__Prompt__.
Output all of the listing, leaving every line exactly as written.

__Extracted information__.
------------------------------------

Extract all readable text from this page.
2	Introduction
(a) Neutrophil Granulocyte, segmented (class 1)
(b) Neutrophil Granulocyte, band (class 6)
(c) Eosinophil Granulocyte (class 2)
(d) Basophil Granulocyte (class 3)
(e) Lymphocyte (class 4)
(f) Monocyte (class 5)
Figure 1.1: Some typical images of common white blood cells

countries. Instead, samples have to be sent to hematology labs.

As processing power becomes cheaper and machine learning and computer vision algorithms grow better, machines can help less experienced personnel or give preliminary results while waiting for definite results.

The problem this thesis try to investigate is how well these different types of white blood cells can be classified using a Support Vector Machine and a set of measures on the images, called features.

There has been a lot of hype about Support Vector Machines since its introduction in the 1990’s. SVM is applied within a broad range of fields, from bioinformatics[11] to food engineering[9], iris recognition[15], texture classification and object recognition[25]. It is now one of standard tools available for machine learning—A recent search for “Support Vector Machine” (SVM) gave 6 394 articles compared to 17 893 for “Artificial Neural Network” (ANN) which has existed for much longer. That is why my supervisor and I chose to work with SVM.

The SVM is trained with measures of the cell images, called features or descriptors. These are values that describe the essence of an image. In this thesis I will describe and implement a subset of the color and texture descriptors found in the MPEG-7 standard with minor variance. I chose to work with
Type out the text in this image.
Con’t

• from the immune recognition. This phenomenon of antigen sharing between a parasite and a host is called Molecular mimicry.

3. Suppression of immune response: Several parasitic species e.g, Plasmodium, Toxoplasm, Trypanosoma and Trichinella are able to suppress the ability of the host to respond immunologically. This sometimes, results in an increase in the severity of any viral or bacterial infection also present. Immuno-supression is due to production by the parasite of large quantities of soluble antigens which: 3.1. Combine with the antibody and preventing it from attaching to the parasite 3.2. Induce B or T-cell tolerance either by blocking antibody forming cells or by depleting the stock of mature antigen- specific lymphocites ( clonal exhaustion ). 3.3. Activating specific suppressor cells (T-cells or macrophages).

------------------------------------

__Problem solution__.
Extract all readable text from this page.
2	Introduction
(a) Neutrophil Granulocyte, segmented (class 1)
(b) Neutrophil Granulocyte, band (class 6)
(c) Eosinophil Granulocyte (class 2)
(d) Basophil Granulocyte (class 3)
(e) Lymphocyte (class 4)
(f) Monocyte (class 5)
Figure 1.1: Some typical images of common white blood cells

countries. Instead, samples have to be sent to hematology labs.

As processing power becomes cheaper and machine learning and computer vision algorithms grow better, machines can help less experienced personnel or give preliminary results while waiting for definite results.

The problem this thesis try to investigate is how well these different types of white blood cells can be classified using a Support Vector Machine and a set of measures on the images, called features.

There has been a lot of hype about Support Vector Machines since its introduction in the 1990’s. SVM is applied within a broad range of fields, from bioinformatics[11] to food engineering[9], iris recognition[15], texture classification and object recognition[25]. It is now one of standard tools available for machine learning—A recent search for “Support Vector Machine” (SVM) gave 6 394 articles compared to 17 893 for “Artificial Neural Network” (ANN) which has existed for much longer. That is why my supervisor and I chose to work with SVM.

The SVM is trained with measures of the cell images, called features or descriptors. These are values that describe the essence of an image. In this thesis I will describe and implement a subset of the color and texture descriptors found in the MPEG-7 standard with minor variance. I chose to work with
Type out the text in this image.
Con’t

• from the immune recognition. This phenomenon of antigen sharing between a parasite and a host is called Molecular mimicry.

3. Suppression of immune response: Several parasitic species e.g, Plasmodium, Toxoplasm, Trypanosoma and Trichinella are able to suppress the ability of the host to respond immunologically. This sometimes, results in an increase in the severity of any viral or bacterial infection also present. Immuno-supression is due to production by the parasite of large quantities of soluble antigens which: 3.1. Combine with the antibody and preventing it from attaching to the parasite 3.2. Induce B or T-cell tolerance either by blocking antibody forming cells or by depleting the stock of mature antigen- specific lymphocites ( clonal exhaustion ). 3.3. Activating specific suppressor cells (T-cells or macrophages).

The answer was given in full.